**RECORDS**
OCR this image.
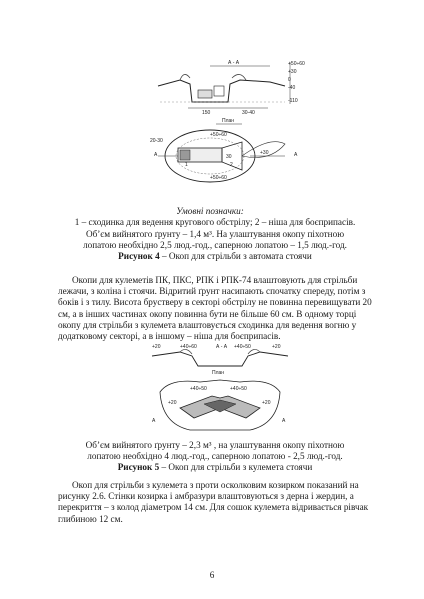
А - А	+50÷60
+30
0
-40
-110
150	30-40
План
+50÷60
+30
+50÷60
А	А
20-30
30
1	2
Умовні позначки:
1 – сходинка для ведення кругового обстрілу; 2 – ніша для боєприпасів.
Об’єм вийнятого ґрунту – 1,4 м³. На улаштування окопу піхотною
лопатою необхідно 2,5 люд.-год., саперною лопатою – 1,5 люд.-год.
Рисунок 4 – Окоп для стрільби з автомата стоячи
Окопи для кулеметів ПК, ПКС, РПК і РПК-74 влаштовують для стрільби
лежачи, з коліна і стоячи. Відритий ґрунт насипають спочатку спереду, потім з
боків і з тилу. Висота брустверу в секторі обстрілу не повинна перевищувати 20
см, а в інших частинах окопу повинна бути не більше 60 см. В одному торці
окопу для стрільби з кулемета влаштовується сходинка для ведення вогню у
додатковому секторі, а в іншому – ніша для боєприпасів.
+20	+40÷60	А - А +40÷50	+20
План
+40÷50	+40÷50
+20	+20
А	А
Об’єм вийнятого ґрунту – 2,3 м³ , на улаштування окопу піхотною
лопатою необхідно 4 люд.-год., саперною лопатою - 2,5 люд.-год.
Рисунок 5 – Окоп для стрільби з кулемета стоячи
Окоп для стрільби з кулемета з проти осколковим козирком показаний на
рисунку 2.6. Стінки козирка і амбразури влаштовуються з дерна і жердин, а
перекриття – з колод діаметром 14 см. Для сошок кулемета відривається рівчак
глибиною 12 см.
6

**TASK**
Write out the records above exactly as they appear, leaving out any pictures.

**RESULT BELOW**
OCR this image.
А - А	+50÷60
+30
0
-40
-110
150	30-40
План
+50÷60
+30
+50÷60
А	А
20-30
30
1	2
Умовні позначки:
1 – сходинка для ведення кругового обстрілу; 2 – ніша для боєприпасів.
Об’єм вийнятого ґрунту – 1,4 м³. На улаштування окопу піхотною
лопатою необхідно 2,5 люд.-год., саперною лопатою – 1,5 люд.-год.
Рисунок 4 – Окоп для стрільби з автомата стоячи
Окопи для кулеметів ПК, ПКС, РПК і РПК-74 влаштовують для стрільби
лежачи, з коліна і стоячи. Відритий ґрунт насипають спочатку спереду, потім з
боків і з тилу. Висота брустверу в секторі обстрілу не повинна перевищувати 20
см, а в інших частинах окопу повинна бути не більше 60 см. В одному торці
окопу для стрільби з кулемета влаштовується сходинка для ведення вогню у
додатковому секторі, а в іншому – ніша для боєприпасів.
+20	+40÷60	А - А +40÷50	+20
План
+40÷50	+40÷50
+20	+20
А	А
Об’єм вийнятого ґрунту – 2,3 м³ , на улаштування окопу піхотною
лопатою необхідно 4 люд.-год., саперною лопатою - 2,5 люд.-год.
Рисунок 5 – Окоп для стрільби з кулемета стоячи
Окоп для стрільби з кулемета з проти осколковим козирком показаний на
рисунку 2.6. Стінки козирка і амбразури влаштовуються з дерна і жердин, а
перекриття – з колод діаметром 14 см. Для сошок кулемета відривається рівчак
глибиною 12 см.
6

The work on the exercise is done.